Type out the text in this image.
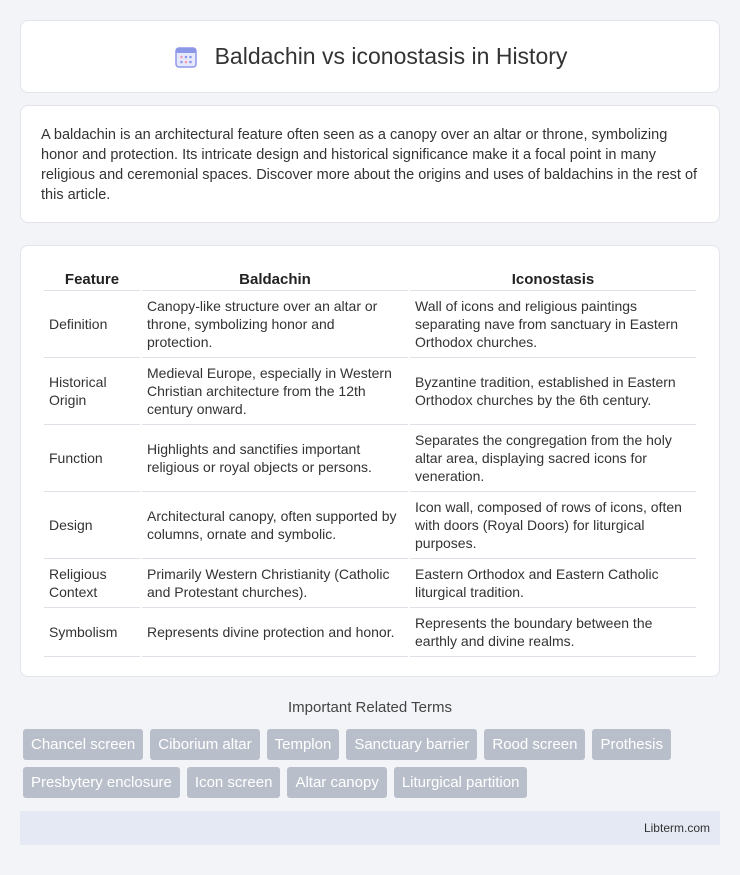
Baldachin vs iconostasis in History

A baldachin is an architectural feature often seen as a canopy over an altar or throne, symbolizing honor and protection. Its intricate design and historical significance make it a focal point in many religious and ceremonial spaces. Discover more about the origins and uses of baldachins in the rest of this article.

Feature	Baldachin	Iconostasis
Definition	Canopy-like structure over an altar or throne, symbolizing honor and protection.	Wall of icons and religious paintings separating nave from sanctuary in Eastern Orthodox churches.
Historical Origin	Medieval Europe, especially in Western Christian architecture from the 12th century onward.	Byzantine tradition, established in Eastern Orthodox churches by the 6th century.
Function	Highlights and sanctifies important religious or royal objects or persons.	Separates the congregation from the holy altar area, displaying sacred icons for veneration.
Design	Architectural canopy, often supported by columns, ornate and symbolic.	Icon wall, composed of rows of icons, often with doors (Royal Doors) for liturgical purposes.
Religious Context	Primarily Western Christianity (Catholic and Protestant churches).	Eastern Orthodox and Eastern Catholic liturgical tradition.
Symbolism	Represents divine protection and honor.	Represents the boundary between the earthly and divine realms.
Important Related Terms
Chancel screen	Ciborium altar	Templon	Sanctuary barrier	Rood screen	Prothesis
Presbytery enclosure	Icon screen	Altar canopy	Liturgical partition
Libterm.com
- - - -
**Exercise**
Your task is an exact transcription of all the data, minus the pictures.

**The reply**
Type out the text in this image.
Baldachin vs iconostasis in History

A baldachin is an architectural feature often seen as a canopy over an altar or throne, symbolizing honor and protection. Its intricate design and historical significance make it a focal point in many religious and ceremonial spaces. Discover more about the origins and uses of baldachins in the rest of this article.

Feature	Baldachin	Iconostasis
Definition	Canopy-like structure over an altar or throne, symbolizing honor and protection.	Wall of icons and religious paintings separating nave from sanctuary in Eastern Orthodox churches.
Historical Origin	Medieval Europe, especially in Western Christian architecture from the 12th century onward.	Byzantine tradition, established in Eastern Orthodox churches by the 6th century.
Function	Highlights and sanctifies important religious or royal objects or persons.	Separates the congregation from the holy altar area, displaying sacred icons for veneration.
Design	Architectural canopy, often supported by columns, ornate and symbolic.	Icon wall, composed of rows of icons, often with doors (Royal Doors) for liturgical purposes.
Religious Context	Primarily Western Christianity (Catholic and Protestant churches).	Eastern Orthodox and Eastern Catholic liturgical tradition.
Symbolism	Represents divine protection and honor.	Represents the boundary between the earthly and divine realms.
Important Related Terms
Chancel screen	Ciborium altar	Templon	Sanctuary barrier	Rood screen	Prothesis
Presbytery enclosure	Icon screen	Altar canopy	Liturgical partition
Libterm.com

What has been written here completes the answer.